■ YOUR OBJECTIVE
The records are to be restated in their entirety, word for word.

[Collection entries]
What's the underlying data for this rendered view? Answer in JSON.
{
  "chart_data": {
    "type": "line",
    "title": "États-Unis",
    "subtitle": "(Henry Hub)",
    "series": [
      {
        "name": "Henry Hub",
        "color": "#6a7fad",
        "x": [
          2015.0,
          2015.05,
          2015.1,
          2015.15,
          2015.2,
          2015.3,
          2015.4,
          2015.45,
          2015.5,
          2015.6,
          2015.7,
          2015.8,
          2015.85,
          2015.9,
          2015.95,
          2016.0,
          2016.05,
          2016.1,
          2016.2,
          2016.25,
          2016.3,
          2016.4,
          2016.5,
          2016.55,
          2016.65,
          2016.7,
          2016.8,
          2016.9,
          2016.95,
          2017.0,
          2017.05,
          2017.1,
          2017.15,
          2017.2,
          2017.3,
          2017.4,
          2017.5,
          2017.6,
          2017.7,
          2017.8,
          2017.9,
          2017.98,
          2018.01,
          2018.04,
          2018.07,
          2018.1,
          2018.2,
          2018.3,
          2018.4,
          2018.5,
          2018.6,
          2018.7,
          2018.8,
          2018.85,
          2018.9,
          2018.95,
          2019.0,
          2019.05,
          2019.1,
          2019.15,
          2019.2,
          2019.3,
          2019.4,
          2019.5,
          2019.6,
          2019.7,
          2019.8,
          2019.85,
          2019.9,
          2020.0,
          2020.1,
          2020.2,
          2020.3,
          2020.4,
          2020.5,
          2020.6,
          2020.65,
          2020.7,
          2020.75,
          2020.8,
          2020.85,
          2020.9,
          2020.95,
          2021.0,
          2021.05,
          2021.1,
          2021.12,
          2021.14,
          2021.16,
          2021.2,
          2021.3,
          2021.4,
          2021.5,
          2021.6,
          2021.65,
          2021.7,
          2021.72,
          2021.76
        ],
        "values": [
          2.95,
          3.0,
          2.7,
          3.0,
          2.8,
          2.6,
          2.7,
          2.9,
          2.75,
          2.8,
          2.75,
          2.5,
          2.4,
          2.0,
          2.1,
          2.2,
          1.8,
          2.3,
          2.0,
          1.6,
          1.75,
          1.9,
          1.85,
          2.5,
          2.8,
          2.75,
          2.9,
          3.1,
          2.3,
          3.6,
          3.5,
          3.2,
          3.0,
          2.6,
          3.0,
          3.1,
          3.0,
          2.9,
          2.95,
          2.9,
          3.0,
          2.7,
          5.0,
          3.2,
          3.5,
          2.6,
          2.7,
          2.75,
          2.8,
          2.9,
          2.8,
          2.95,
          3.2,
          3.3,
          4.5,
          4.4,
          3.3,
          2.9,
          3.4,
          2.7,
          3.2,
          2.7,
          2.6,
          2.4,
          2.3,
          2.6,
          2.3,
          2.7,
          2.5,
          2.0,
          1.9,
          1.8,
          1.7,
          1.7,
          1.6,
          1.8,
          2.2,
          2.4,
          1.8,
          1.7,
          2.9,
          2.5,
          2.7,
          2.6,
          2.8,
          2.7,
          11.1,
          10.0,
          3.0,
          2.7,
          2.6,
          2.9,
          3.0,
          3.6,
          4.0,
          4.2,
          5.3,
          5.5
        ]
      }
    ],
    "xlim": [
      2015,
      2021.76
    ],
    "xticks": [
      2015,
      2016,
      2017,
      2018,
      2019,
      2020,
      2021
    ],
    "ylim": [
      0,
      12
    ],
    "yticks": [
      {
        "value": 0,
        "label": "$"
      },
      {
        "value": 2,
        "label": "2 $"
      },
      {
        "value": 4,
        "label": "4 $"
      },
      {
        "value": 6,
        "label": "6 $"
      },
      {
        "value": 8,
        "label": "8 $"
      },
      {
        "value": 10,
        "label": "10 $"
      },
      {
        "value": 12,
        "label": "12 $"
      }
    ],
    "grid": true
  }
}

■ WRITTEN ANSWER
What's the underlying data for this rendered view? Answer in JSON.
{
  "chart_data": {
    "type": "line",
    "title": "États-Unis",
    "subtitle": "(Henry Hub)",
    "series": [
      {
        "name": "Henry Hub",
        "color": "#6a7fad",
        "x": [
          2015.0,
          2015.05,
          2015.1,
          2015.15,
          2015.2,
          2015.3,
          2015.4,
          2015.45,
          2015.5,
          2015.6,
          2015.7,
          2015.8,
          2015.85,
          2015.9,
          2015.95,
          2016.0,
          2016.05,
          2016.1,
          2016.2,
          2016.25,
          2016.3,
          2016.4,
          2016.5,
          2016.55,
          2016.65,
          2016.7,
          2016.8,
          2016.9,
          2016.95,
          2017.0,
          2017.05,
          2017.1,
          2017.15,
          2017.2,
          2017.3,
          2017.4,
          2017.5,
          2017.6,
          2017.7,
          2017.8,
          2017.9,
          2017.98,
          2018.01,
          2018.04,
          2018.07,
          2018.1,
          2018.2,
          2018.3,
          2018.4,
          2018.5,
          2018.6,
          2018.7,
          2018.8,
          2018.85,
          2018.9,
          2018.95,
          2019.0,
          2019.05,
          2019.1,
          2019.15,
          2019.2,
          2019.3,
          2019.4,
          2019.5,
          2019.6,
          2019.7,
          2019.8,
          2019.85,
          2019.9,
          2020.0,
          2020.1,
          2020.2,
          2020.3,
          2020.4,
          2020.5,
          2020.6,
          2020.65,
          2020.7,
          2020.75,
          2020.8,
          2020.85,
          2020.9,
          2020.95,
          2021.0,
          2021.05,
          2021.1,
          2021.12,
          2021.14,
          2021.16,
          2021.2,
          2021.3,
          2021.4,
          2021.5,
          2021.6,
          2021.65,
          2021.7,
          2021.72,
          2021.76
        ],
        "values": [
          2.95,
          3.0,
          2.7,
          3.0,
          2.8,
          2.6,
          2.7,
          2.9,
          2.75,
          2.8,
          2.75,
          2.5,
          2.4,
          2.0,
          2.1,
          2.2,
          1.8,
          2.3,
          2.0,
          1.6,
          1.75,
          1.9,
          1.85,
          2.5,
          2.8,
          2.75,
          2.9,
          3.1,
          2.3,
          3.6,
          3.5,
          3.2,
          3.0,
          2.6,
          3.0,
          3.1,
          3.0,
          2.9,
          2.95,
          2.9,
          3.0,
          2.7,
          5.0,
          3.2,
          3.5,
          2.6,
          2.7,
          2.75,
          2.8,
          2.9,
          2.8,
          2.95,
          3.2,
          3.3,
          4.5,
          4.4,
          3.3,
          2.9,
          3.4,
          2.7,
          3.2,
          2.7,
          2.6,
          2.4,
          2.3,
          2.6,
          2.3,
          2.7,
          2.5,
          2.0,
          1.9,
          1.8,
          1.7,
          1.7,
          1.6,
          1.8,
          2.2,
          2.4,
          1.8,
          1.7,
          2.9,
          2.5,
          2.7,
          2.6,
          2.8,
          2.7,
          11.1,
          10.0,
          3.0,
          2.7,
          2.6,
          2.9,
          3.0,
          3.6,
          4.0,
          4.2,
          5.3,
          5.5
        ]
      }
    ],
    "xlim": [
      2015,
      2021.76
    ],
    "xticks": [
      2015,
      2016,
      2017,
      2018,
      2019,
      2020,
      2021
    ],
    "ylim": [
      0,
      12
    ],
    "yticks": [
      {
        "value": 0,
        "label": "$"
      },
      {
        "value": 2,
        "label": "2 $"
      },
      {
        "value": 4,
        "label": "4 $"
      },
      {
        "value": 6,
        "label": "6 $"
      },
      {
        "value": 8,
        "label": "8 $"
      },
      {
        "value": 10,
        "label": "10 $"
      },
      {
        "value": 12,
        "label": "12 $"
      }
    ],
    "grid": true
  }
}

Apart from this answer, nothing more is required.